* start Information shown *

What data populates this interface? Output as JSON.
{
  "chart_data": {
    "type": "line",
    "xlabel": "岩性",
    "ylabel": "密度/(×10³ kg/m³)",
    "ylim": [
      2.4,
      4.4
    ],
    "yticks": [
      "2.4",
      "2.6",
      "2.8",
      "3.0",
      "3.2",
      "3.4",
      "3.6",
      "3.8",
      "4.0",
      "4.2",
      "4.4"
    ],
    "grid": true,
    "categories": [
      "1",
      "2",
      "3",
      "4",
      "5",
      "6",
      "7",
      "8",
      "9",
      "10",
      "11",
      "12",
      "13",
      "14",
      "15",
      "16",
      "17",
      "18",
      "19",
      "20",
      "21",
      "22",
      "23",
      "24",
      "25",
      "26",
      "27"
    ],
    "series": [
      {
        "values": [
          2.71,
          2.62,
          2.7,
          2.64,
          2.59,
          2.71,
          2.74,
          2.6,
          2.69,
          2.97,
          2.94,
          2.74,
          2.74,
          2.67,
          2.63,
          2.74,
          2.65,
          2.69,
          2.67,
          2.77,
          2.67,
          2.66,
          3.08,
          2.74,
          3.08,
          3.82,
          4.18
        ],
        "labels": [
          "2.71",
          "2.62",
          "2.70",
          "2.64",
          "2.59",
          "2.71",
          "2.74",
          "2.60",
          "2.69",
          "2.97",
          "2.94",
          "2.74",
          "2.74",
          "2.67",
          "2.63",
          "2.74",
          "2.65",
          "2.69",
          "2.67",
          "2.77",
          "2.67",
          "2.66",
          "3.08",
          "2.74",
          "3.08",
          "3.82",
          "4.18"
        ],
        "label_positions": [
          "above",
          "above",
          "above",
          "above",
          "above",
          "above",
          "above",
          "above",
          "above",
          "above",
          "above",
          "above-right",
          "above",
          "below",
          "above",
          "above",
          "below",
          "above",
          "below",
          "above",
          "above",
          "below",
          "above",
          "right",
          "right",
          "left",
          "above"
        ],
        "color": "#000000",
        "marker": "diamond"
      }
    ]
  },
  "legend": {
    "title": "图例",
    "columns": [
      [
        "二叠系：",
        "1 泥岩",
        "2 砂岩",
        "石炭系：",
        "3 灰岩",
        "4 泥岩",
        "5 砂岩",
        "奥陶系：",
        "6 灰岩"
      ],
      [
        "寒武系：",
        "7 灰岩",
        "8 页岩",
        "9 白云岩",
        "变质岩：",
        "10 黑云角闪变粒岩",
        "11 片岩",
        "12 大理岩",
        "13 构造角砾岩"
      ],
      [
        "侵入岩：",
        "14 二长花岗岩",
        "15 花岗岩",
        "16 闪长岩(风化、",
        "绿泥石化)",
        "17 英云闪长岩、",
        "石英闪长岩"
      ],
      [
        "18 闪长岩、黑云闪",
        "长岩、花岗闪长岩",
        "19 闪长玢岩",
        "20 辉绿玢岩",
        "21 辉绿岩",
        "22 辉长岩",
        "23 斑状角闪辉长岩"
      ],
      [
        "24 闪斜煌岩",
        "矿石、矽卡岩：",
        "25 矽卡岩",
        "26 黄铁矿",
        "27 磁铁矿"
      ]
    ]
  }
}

* end Information shown *

* Work to complete *
Copy every line of the records word for word.

* Output for this task *
What data populates this interface? Output as JSON.
{
  "chart_data": {
    "type": "line",
    "xlabel": "岩性",
    "ylabel": "密度/(×10³ kg/m³)",
    "ylim": [
      2.4,
      4.4
    ],
    "yticks": [
      "2.4",
      "2.6",
      "2.8",
      "3.0",
      "3.2",
      "3.4",
      "3.6",
      "3.8",
      "4.0",
      "4.2",
      "4.4"
    ],
    "grid": true,
    "categories": [
      "1",
      "2",
      "3",
      "4",
      "5",
      "6",
      "7",
      "8",
      "9",
      "10",
      "11",
      "12",
      "13",
      "14",
      "15",
      "16",
      "17",
      "18",
      "19",
      "20",
      "21",
      "22",
      "23",
      "24",
      "25",
      "26",
      "27"
    ],
    "series": [
      {
        "values": [
          2.71,
          2.62,
          2.7,
          2.64,
          2.59,
          2.71,
          2.74,
          2.6,
          2.69,
          2.97,
          2.94,
          2.74,
          2.74,
          2.67,
          2.63,
          2.74,
          2.65,
          2.69,
          2.67,
          2.77,
          2.67,
          2.66,
          3.08,
          2.74,
          3.08,
          3.82,
          4.18
        ],
        "labels": [
          "2.71",
          "2.62",
          "2.70",
          "2.64",
          "2.59",
          "2.71",
          "2.74",
          "2.60",
          "2.69",
          "2.97",
          "2.94",
          "2.74",
          "2.74",
          "2.67",
          "2.63",
          "2.74",
          "2.65",
          "2.69",
          "2.67",
          "2.77",
          "2.67",
          "2.66",
          "3.08",
          "2.74",
          "3.08",
          "3.82",
          "4.18"
        ],
        "label_positions": [
          "above",
          "above",
          "above",
          "above",
          "above",
          "above",
          "above",
          "above",
          "above",
          "above",
          "above",
          "above-right",
          "above",
          "below",
          "above",
          "above",
          "below",
          "above",
          "below",
          "above",
          "above",
          "below",
          "above",
          "right",
          "right",
          "left",
          "above"
        ],
        "color": "#000000",
        "marker": "diamond"
      }
    ]
  },
  "legend": {
    "title": "图例",
    "columns": [
      [
        "二叠系：",
        "1 泥岩",
        "2 砂岩",
        "石炭系：",
        "3 灰岩",
        "4 泥岩",
        "5 砂岩",
        "奥陶系：",
        "6 灰岩"
      ],
      [
        "寒武系：",
        "7 灰岩",
        "8 页岩",
        "9 白云岩",
        "变质岩：",
        "10 黑云角闪变粒岩",
        "11 片岩",
        "12 大理岩",
        "13 构造角砾岩"
      ],
      [
        "侵入岩：",
        "14 二长花岗岩",
        "15 花岗岩",
        "16 闪长岩(风化、",
        "绿泥石化)",
        "17 英云闪长岩、",
        "石英闪长岩"
      ],
      [
        "18 闪长岩、黑云闪",
        "长岩、花岗闪长岩",
        "19 闪长玢岩",
        "20 辉绿玢岩",
        "21 辉绿岩",
        "22 辉长岩",
        "23 斑状角闪辉长岩"
      ],
      [
        "24 闪斜煌岩",
        "矿石、矽卡岩：",
        "25 矽卡岩",
        "26 黄铁矿",
        "27 磁铁矿"
      ]
    ]
  }
}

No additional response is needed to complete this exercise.